**Task**
Only the pictures are to be left out; set down the rest of the records exactly.

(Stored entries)
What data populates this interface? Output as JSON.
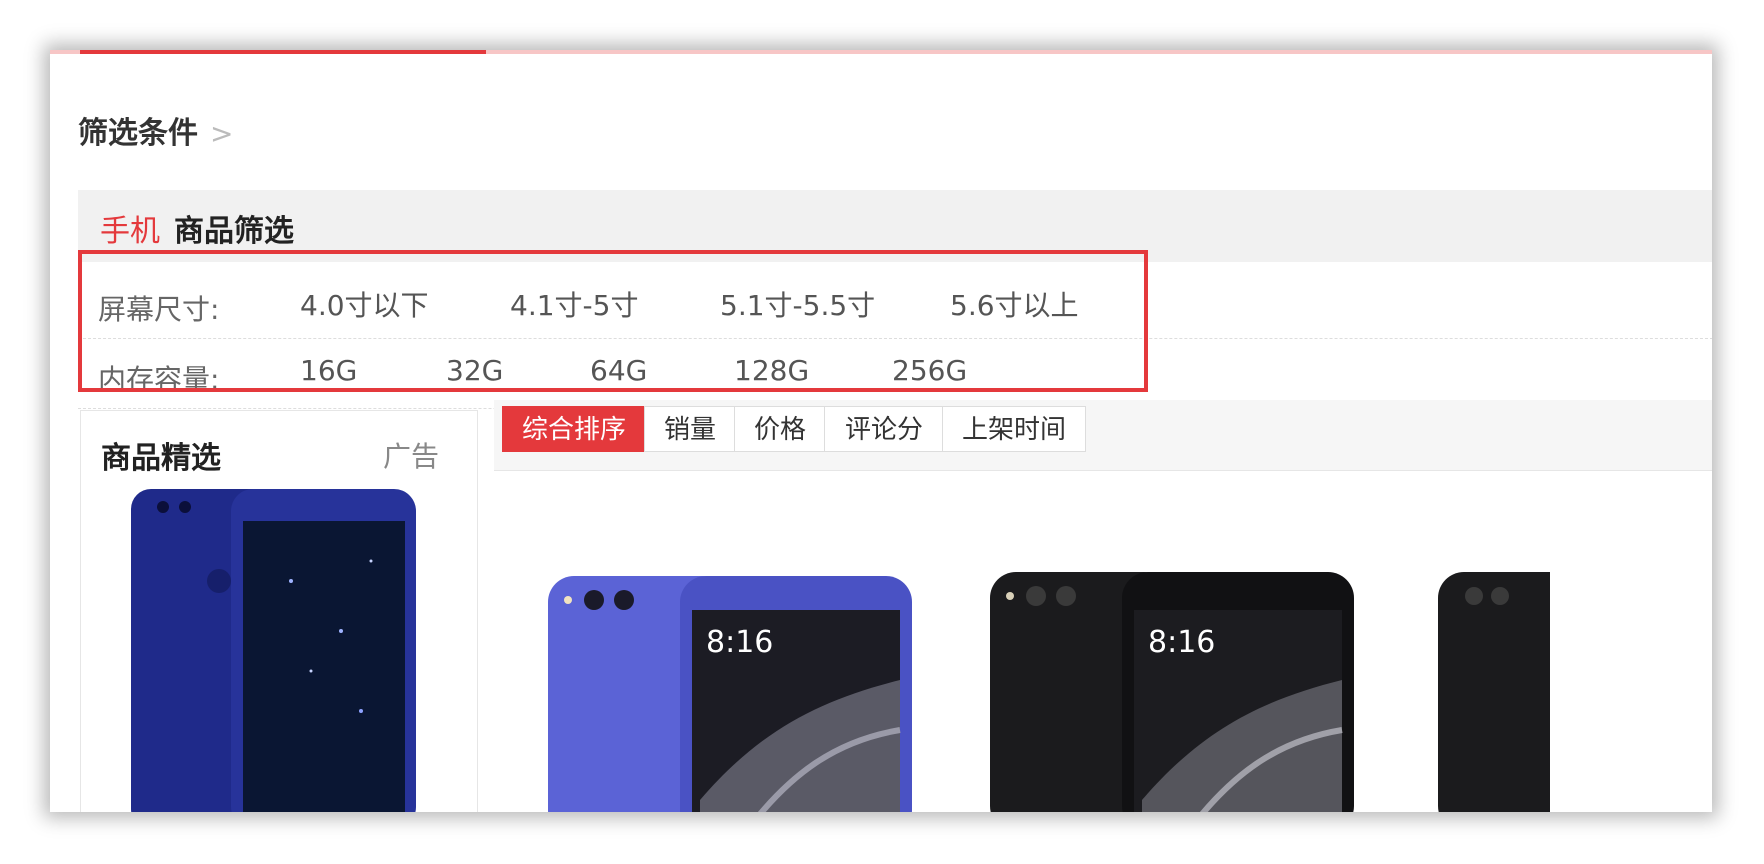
{
  "breadcrumb": {
    "label": "筛选条件",
    "chevron": ">"
  },
  "filter": {
    "category": "手机",
    "title": "商品筛选",
    "screen": {
      "label": "屏幕尺寸:",
      "options": [
        "4.0寸以下",
        "4.1寸-5寸",
        "5.1寸-5.5寸",
        "5.6寸以上"
      ]
    },
    "memory": {
      "label": "内存容量:",
      "options": [
        "16G",
        "32G",
        "64G",
        "128G",
        "256G"
      ]
    }
  },
  "sidebar": {
    "title": "商品精选",
    "ad": "广告"
  },
  "sort": {
    "tabs": [
      "综合排序",
      "销量",
      "价格",
      "评论分",
      "上架时间"
    ],
    "active_index": 0
  },
  "products": [
    {
      "screen_time": "8:16",
      "color": "blue"
    },
    {
      "screen_time": "8:16",
      "color": "black"
    }
  ],
  "colors": {
    "accent": "#e4393c"
  }
}
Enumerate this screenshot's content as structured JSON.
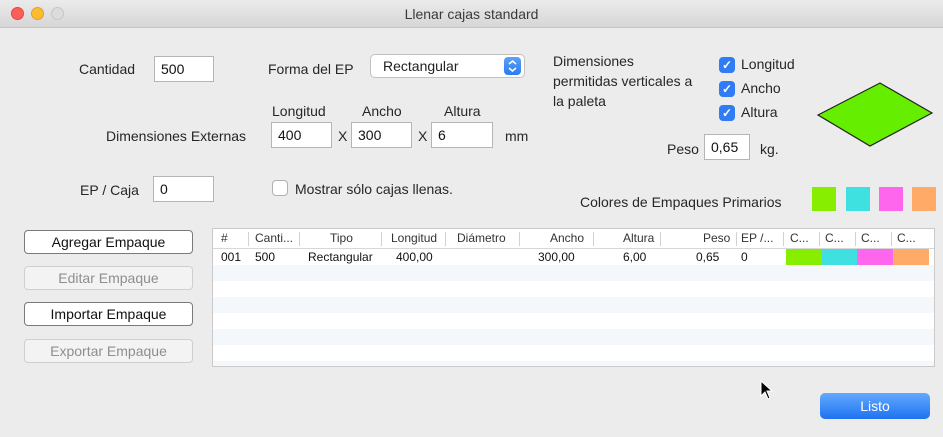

**Answer for the task**
What data populates this interface? Output as JSON.
{
  "breadcrumb": {
    "label": "筛选条件",
    "chevron": ">"
  },
  "filter": {
    "category": "手机",
    "title": "商品筛选",
    "screen": {
      "label": "屏幕尺寸:",
      "options": [
        "4.0寸以下",
        "4.1寸-5寸",
        "5.1寸-5.5寸",
        "5.6寸以上"
      ]
    },
    "memory": {
      "label": "内存容量:",
      "options": [
        "16G",
        "32G",
        "64G",
        "128G",
        "256G"
      ]
    }
  },
  "sidebar": {
    "title": "商品精选",
    "ad": "广告"
  },
  "sort": {
    "tabs": [
      "综合排序",
      "销量",
      "价格",
      "评论分",
      "上架时间"
    ],
    "active_index": 0
  },
  "products": [
    {
      "screen_time": "8:16",
      "color": "blue"
    },
    {
      "screen_time": "8:16",
      "color": "black"
    }
  ],
  "colors": {
    "accent": "#e4393c"
  }
}
Enumerate this screenshot's content as structured JSON.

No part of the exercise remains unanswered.